▶ 文章节选:
---

2023-07-31
原文作者:Ressmix 原文地址:https://www.tpvlog.com/article/290

从本章开始,我将讲解Kafka Broker的副本子系统(Replication Subsystem)。在 Kafka 中,副本是最重要的概念之一,副本机制是 Kafka 实现高可用的基础。Kafka会将同一个分区的多个副本分散在不同的 Broker 机器上,其中的某个副本会被指定为 Leader,负责响应客户端的读写请求,其它副本自动成为 Follower,向Leader副本发送读取请求,同步最新写入的数据。

那么接下来的几章,我就针对Kafka副本子系统的副本同步功能进行讲解,主要包括以下内容:

  1. Follower副本从Leader拉取数据的全流程;
  2. Leader副本的LEO和HW更新机制;
  3. ISR列表的更新机制。

本章,我先来讲解Kafka的Partition副本同步的整体流程,站在Follower的角度,整个流程可以用下面这张图表示:

202307312124514371.png

一、副本同步

在正式讲解副本的同步机制之前,我们先来回顾下Kafka中的HW、LEO、AR、ISR、OSR这几个概念:

  • AR: 分区中的所有副本统称为 AR ;
  • ISR: 与 Leader 副本保持同步状态的副本集合,Leader 副本本身也是ISR中的一员;
  • OSR: 当 ISR 集合中的Follower副本滞后Leader副本的时间超过replica.lag.time.max.ms参数值后,会被判定为同步失败,则将此 follower 副本剔除出 ISR 集合,加入到OSR;
  • LEO: 标识每个分区中最后一条消息的下一个位置,分区的每个副本都有自己的 LEO;
  • HW: ISR 中最小的 LEO 即为 HW ,俗称高水位,消费者只能拉取到 HW 之前的消息。

1.1 ReplicaFetcherManager

每个Broker启动后,会创建 ReplicaManager ,而ReplicaManager在实例化过程中,内部会创建一个名为 ReplicaFetcherManager 的对象:

    // ReplicaManager.scala
    
    class ReplicaManager(val config: KafkaConfig,
                         metrics: Metrics,
                         time: Time,
                         val zkUtils: ZkUtils,
                         scheduler: Scheduler,
                         val logManager: LogManager,
                         val isShuttingDown: AtomicBoolean,
                         quotaManager: ReplicationQuotaManager,
                         threadNamePrefix: Option[String] = None) extends Logging with KafkaMetricsGroup {
      val replicaFetcherManager = new ReplicaFetcherManager(config, this, metrics, time, threadNamePrefix,
                                                            quotaManager)
      //...
    }

ReplicaFetcherManager本身非常简单,它是 AbstractFetcherManager 的子类,可以创建 副本同步线程 ,向Leader分区所在的Broker拉取数据进行同步:

    // ReplicaFetcherManager.scala
    
    class ReplicaFetcherManager(brokerConfig: KafkaConfig, replicaMgr: ReplicaManager, metrics: Metrics, time: Time, threadNamePrefix: Option[String] = None, quotaManager: ReplicationQuotaManager)

---

▶ 所给资料:
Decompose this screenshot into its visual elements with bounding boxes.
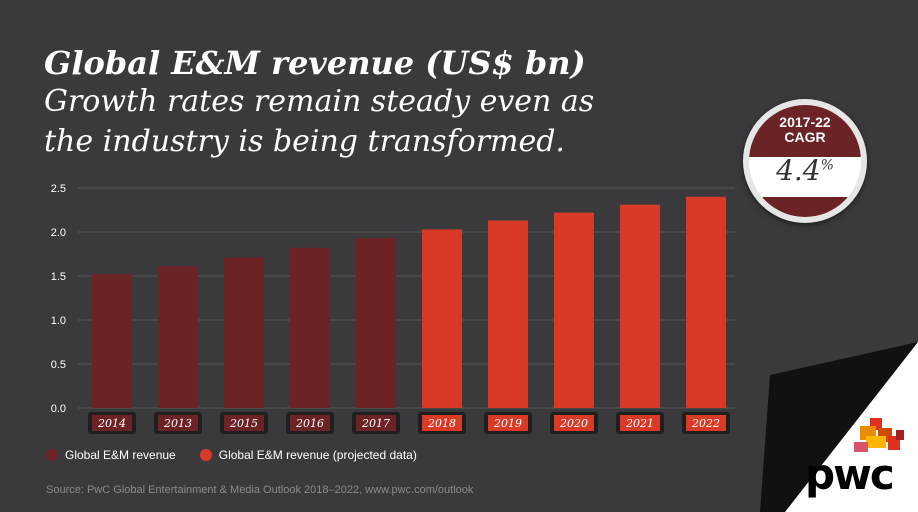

---

▶ 任务要求:
1. 根据这篇讲Kafka副本同步的文章节选,HW是怎样确定的?
2. 从末尾接着续写这篇讲Kafka副本同步的文章节选。

▶ 各题答案:
1. ISR 中最小的 LEO 即为 HW。

2.
          extends AbstractFetcherManager("ReplicaFetcherManager on broker " + brokerConfig.brokerId,
            "Replica", brokerConfig.numReplicaFetchers) {
      override def createFetcherThread(fetcherId: Int, sourceBroker: BrokerEndPoint): AbstractFetcherThread = {
        val threadName = threadNamePrefix match {
          case None =>
            "ReplicaFetcherThread-%d-%d".format(fetcherId, sourceBroker.id)
          case Some(p) =>
            "%s:ReplicaFetcherThread-%d-%d".format(p, fetcherId, sourceBroker.id)
        }
        // 创建副本同步线程
        new ReplicaFetcherThread(threadName, fetcherId, sourceBroker, brokerConfig,
          replicaMgr, metrics, time, quotaManager)
      }
      //...
    }

我们重点关注下ReplicaFetcherManager的父类AbstractFetcherManager,它的内部保存了一个fetcherThreadMap,以Borker为维度。什么意思呢?

就是说,ReplicaFetcherManager最终会遍历当前Broker上的所有Follower分区,把那些Leader分区在同一个Broker节点上的Follower分区归为一类,并为它们创建一个ReplicaFetcherThread线程。这样一来,一个ReplicaFetcherThread线程就负责为一批Follower分区向同一个Broker节点同步消息,节省了网络开销:

    abstract class AbstractFetcherManager(protected val name: String, clientId: String, numFetchers: Int = 1)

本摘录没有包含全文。